---------- GIVEN ENTRIES
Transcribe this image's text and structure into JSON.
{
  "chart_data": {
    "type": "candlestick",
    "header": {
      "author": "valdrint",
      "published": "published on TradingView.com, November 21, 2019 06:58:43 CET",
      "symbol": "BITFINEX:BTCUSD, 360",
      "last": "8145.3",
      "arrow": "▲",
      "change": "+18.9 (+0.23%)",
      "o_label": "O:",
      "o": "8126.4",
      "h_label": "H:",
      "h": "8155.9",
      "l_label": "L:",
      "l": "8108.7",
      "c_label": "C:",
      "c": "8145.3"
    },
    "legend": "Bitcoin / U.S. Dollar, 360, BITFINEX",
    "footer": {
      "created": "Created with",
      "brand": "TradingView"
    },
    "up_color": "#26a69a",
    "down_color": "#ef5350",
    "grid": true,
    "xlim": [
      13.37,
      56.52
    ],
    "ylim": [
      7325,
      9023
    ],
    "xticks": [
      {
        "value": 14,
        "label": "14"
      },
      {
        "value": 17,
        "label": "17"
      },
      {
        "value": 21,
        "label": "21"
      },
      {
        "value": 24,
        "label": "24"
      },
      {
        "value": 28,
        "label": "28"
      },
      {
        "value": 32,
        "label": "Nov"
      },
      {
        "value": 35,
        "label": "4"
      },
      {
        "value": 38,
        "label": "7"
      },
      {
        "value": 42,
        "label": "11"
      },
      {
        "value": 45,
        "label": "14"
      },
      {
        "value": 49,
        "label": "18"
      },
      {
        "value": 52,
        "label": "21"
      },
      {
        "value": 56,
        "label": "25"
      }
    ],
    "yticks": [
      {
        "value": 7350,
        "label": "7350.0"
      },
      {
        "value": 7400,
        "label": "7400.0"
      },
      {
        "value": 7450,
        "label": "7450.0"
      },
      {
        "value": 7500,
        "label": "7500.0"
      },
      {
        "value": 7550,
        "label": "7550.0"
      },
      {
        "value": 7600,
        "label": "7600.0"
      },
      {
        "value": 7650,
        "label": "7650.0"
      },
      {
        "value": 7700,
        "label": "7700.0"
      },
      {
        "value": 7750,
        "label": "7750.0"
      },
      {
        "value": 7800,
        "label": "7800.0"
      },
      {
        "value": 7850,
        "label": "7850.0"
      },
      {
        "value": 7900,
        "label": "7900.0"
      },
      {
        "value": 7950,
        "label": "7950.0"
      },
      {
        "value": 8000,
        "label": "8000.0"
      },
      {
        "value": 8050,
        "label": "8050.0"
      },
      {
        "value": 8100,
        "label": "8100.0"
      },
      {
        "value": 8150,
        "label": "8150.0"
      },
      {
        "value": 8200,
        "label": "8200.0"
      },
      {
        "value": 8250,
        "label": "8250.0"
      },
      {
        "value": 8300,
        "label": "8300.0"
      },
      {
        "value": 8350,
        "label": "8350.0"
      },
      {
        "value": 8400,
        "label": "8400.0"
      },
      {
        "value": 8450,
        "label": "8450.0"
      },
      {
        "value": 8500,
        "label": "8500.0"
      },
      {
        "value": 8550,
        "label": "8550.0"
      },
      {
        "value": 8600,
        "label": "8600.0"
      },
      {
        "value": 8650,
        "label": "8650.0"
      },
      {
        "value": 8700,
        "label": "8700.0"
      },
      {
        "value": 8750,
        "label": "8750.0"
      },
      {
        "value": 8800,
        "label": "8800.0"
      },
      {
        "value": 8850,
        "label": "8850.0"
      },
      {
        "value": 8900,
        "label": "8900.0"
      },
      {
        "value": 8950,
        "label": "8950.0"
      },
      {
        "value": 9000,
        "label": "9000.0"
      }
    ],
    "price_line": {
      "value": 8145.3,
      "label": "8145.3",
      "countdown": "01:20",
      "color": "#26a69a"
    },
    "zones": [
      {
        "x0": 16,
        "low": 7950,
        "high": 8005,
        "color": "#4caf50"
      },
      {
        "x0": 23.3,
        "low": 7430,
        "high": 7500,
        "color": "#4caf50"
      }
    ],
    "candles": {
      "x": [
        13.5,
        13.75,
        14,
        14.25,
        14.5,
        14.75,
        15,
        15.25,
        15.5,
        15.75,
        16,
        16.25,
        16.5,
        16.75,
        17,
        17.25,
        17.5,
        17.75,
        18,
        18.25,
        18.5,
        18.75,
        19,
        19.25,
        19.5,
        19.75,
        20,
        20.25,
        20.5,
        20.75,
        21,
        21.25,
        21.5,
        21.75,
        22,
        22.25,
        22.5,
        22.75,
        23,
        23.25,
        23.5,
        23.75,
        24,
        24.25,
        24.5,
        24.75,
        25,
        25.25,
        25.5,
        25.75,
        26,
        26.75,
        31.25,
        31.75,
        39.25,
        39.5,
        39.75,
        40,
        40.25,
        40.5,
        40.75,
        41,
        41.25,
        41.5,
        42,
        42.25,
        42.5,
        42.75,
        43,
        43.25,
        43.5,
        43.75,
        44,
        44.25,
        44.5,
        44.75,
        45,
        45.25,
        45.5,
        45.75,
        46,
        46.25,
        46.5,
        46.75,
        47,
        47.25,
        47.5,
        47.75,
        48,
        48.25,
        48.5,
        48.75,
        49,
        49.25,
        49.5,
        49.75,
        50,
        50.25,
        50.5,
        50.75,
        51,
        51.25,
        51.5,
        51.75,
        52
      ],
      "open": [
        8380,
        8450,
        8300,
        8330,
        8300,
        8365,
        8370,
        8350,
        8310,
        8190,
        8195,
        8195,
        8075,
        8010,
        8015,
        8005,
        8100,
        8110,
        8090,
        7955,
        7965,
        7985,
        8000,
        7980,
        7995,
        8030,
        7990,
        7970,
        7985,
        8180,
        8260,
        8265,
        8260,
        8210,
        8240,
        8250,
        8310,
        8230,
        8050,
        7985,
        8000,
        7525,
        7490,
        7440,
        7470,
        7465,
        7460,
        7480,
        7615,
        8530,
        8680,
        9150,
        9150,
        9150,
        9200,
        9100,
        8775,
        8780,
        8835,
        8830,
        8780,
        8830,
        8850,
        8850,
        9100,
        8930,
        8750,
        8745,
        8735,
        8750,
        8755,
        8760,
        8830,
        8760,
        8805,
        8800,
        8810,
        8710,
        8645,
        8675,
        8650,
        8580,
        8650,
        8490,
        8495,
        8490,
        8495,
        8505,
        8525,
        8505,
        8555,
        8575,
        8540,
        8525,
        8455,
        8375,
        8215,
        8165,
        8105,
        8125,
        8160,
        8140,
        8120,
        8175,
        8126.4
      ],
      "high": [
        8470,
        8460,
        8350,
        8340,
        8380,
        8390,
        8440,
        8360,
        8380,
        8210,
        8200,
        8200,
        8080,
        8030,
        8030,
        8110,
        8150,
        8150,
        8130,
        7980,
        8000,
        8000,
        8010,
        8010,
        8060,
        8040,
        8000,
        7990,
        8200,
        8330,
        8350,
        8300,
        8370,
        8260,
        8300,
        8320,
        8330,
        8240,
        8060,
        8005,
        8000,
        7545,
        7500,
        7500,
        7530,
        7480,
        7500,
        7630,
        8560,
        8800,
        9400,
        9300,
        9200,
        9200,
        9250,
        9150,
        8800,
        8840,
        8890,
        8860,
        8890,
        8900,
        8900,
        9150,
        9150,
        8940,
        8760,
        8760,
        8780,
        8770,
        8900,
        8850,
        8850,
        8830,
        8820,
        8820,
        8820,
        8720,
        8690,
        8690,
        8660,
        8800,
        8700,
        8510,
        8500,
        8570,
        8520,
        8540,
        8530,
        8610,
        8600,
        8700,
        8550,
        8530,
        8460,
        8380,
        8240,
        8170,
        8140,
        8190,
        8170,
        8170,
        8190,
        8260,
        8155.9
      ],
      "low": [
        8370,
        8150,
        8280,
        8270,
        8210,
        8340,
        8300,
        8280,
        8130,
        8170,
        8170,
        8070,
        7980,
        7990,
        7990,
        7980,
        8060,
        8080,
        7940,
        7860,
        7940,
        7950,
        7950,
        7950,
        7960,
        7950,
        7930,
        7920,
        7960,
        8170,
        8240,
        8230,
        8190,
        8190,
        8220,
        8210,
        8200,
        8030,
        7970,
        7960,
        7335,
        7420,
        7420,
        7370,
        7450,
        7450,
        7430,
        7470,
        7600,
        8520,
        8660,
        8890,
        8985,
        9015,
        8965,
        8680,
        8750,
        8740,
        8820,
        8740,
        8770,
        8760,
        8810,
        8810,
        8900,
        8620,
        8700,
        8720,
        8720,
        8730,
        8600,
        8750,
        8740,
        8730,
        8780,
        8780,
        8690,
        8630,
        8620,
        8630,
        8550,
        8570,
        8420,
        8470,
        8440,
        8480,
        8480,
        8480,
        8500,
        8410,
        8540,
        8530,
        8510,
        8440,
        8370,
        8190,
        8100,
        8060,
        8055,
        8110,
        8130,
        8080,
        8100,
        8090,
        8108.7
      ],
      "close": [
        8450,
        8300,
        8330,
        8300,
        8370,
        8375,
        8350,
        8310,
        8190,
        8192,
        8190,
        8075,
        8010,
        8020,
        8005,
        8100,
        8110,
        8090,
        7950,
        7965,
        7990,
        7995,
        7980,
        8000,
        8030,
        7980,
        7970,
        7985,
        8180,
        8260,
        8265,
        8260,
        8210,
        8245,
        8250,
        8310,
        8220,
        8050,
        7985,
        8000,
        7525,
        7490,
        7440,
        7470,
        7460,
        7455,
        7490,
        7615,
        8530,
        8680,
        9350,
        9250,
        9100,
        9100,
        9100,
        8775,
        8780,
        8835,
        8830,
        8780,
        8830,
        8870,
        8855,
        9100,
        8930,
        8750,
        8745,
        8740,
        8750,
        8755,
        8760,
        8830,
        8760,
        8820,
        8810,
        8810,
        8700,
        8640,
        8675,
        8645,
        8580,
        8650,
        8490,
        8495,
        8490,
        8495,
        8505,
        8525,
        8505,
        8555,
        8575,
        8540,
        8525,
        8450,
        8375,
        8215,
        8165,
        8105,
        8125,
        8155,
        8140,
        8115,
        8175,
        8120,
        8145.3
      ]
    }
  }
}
--------------------
Using the records above, select and copy every line that has the word "TradingView".

      "published": "published on TradingView.com, November 21, 2019 06:58:43 CET",
      "brand": "TradingView"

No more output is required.